What you will do - Wherever the word "within" turns up in a line of the entries, copy that line.

Records -
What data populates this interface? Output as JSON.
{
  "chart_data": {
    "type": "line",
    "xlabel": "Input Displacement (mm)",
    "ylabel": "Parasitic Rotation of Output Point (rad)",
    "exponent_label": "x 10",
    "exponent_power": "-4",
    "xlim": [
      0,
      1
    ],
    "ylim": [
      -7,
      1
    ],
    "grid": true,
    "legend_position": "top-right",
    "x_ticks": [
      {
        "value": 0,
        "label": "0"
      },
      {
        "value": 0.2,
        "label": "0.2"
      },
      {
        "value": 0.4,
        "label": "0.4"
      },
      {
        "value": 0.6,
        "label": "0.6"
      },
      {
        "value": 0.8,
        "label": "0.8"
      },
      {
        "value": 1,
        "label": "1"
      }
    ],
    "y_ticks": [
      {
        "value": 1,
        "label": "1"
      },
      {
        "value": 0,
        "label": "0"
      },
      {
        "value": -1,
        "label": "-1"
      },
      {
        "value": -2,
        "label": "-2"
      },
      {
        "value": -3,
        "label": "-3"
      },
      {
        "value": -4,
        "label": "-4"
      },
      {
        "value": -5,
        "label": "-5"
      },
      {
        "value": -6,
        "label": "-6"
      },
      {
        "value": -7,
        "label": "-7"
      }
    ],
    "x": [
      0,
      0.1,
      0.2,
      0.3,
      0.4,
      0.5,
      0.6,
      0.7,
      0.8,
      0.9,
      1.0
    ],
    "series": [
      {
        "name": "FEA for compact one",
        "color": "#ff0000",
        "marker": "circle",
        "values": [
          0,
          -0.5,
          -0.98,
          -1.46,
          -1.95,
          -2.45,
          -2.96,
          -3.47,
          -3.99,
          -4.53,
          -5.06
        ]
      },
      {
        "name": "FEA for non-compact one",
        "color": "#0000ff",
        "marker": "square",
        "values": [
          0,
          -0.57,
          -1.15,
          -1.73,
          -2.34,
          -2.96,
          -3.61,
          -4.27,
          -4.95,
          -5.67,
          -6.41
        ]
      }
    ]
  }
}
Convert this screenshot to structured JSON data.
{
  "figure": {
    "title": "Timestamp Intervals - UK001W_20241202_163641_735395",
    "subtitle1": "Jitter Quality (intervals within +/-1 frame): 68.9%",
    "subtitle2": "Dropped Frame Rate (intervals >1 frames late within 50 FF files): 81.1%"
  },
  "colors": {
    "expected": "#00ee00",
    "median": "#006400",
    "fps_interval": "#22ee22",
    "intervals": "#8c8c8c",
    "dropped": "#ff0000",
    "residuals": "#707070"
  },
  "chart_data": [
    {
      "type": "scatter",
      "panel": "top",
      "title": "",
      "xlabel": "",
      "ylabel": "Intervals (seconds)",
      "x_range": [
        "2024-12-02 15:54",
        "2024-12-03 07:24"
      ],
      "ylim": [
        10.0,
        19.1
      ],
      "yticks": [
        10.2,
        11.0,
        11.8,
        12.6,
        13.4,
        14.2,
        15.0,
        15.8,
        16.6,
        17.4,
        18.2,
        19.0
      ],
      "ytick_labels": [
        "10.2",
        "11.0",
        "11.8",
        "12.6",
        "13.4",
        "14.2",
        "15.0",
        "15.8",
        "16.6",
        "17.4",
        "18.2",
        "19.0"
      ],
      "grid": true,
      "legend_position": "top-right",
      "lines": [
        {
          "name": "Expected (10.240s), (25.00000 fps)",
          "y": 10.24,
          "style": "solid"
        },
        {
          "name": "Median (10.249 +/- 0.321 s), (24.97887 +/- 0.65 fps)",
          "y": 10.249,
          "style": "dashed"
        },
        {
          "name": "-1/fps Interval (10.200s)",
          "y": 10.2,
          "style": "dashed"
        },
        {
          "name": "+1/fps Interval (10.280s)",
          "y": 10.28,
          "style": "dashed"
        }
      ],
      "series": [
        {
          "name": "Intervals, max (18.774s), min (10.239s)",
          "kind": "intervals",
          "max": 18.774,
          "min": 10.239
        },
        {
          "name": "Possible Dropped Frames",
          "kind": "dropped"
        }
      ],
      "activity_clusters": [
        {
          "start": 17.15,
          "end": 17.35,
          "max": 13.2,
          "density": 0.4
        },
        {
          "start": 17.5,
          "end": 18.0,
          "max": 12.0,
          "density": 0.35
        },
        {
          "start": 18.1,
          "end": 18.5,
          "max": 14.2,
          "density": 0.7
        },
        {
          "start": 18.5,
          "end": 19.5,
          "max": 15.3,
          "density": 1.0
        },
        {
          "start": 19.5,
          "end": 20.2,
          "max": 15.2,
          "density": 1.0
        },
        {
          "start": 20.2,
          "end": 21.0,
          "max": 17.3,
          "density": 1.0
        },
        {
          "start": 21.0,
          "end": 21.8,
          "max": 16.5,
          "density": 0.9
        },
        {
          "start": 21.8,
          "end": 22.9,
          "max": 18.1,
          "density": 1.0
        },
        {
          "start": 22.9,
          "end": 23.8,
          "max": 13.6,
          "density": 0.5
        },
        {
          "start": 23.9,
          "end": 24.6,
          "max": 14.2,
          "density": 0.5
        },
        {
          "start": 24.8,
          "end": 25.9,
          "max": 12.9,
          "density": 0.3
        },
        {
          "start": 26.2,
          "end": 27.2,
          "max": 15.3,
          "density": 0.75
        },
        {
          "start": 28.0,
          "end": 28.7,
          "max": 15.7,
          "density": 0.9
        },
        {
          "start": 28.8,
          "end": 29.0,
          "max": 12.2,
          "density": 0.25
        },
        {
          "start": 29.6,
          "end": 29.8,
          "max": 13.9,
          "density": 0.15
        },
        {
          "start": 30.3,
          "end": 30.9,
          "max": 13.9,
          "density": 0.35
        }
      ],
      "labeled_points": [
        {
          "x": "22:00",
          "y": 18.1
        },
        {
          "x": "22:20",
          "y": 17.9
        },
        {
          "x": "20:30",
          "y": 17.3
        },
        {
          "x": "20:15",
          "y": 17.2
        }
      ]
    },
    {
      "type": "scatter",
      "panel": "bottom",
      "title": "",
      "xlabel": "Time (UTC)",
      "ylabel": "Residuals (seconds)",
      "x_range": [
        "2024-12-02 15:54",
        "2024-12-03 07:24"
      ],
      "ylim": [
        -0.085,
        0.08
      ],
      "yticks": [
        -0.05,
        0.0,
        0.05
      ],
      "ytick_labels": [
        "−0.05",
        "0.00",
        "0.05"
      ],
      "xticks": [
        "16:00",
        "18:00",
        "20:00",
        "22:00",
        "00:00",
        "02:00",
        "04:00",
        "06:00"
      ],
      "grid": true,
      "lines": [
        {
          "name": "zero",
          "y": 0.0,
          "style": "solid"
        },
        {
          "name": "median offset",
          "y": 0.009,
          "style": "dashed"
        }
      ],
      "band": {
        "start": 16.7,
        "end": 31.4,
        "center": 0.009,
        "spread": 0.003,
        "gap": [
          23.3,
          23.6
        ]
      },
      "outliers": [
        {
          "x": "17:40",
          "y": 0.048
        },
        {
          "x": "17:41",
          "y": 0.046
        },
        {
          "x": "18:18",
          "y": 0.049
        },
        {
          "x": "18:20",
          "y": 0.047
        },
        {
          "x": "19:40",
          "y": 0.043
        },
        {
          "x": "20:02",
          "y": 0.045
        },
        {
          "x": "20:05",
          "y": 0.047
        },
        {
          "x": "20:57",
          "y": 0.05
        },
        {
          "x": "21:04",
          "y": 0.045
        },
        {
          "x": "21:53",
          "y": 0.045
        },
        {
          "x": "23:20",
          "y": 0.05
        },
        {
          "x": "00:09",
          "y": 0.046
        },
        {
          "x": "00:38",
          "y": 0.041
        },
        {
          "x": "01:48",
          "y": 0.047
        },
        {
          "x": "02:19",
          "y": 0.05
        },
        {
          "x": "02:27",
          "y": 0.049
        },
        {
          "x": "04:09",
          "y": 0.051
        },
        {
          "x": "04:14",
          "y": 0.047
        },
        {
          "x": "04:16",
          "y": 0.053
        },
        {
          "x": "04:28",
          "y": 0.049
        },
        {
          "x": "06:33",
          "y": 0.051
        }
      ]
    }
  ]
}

Exercise output -
    "subtitle1": "Jitter Quality (intervals within +/-1 frame): 68.9%",
    "subtitle2": "Dropped Frame Rate (intervals >1 frames late within 50 FF files): 81.1%"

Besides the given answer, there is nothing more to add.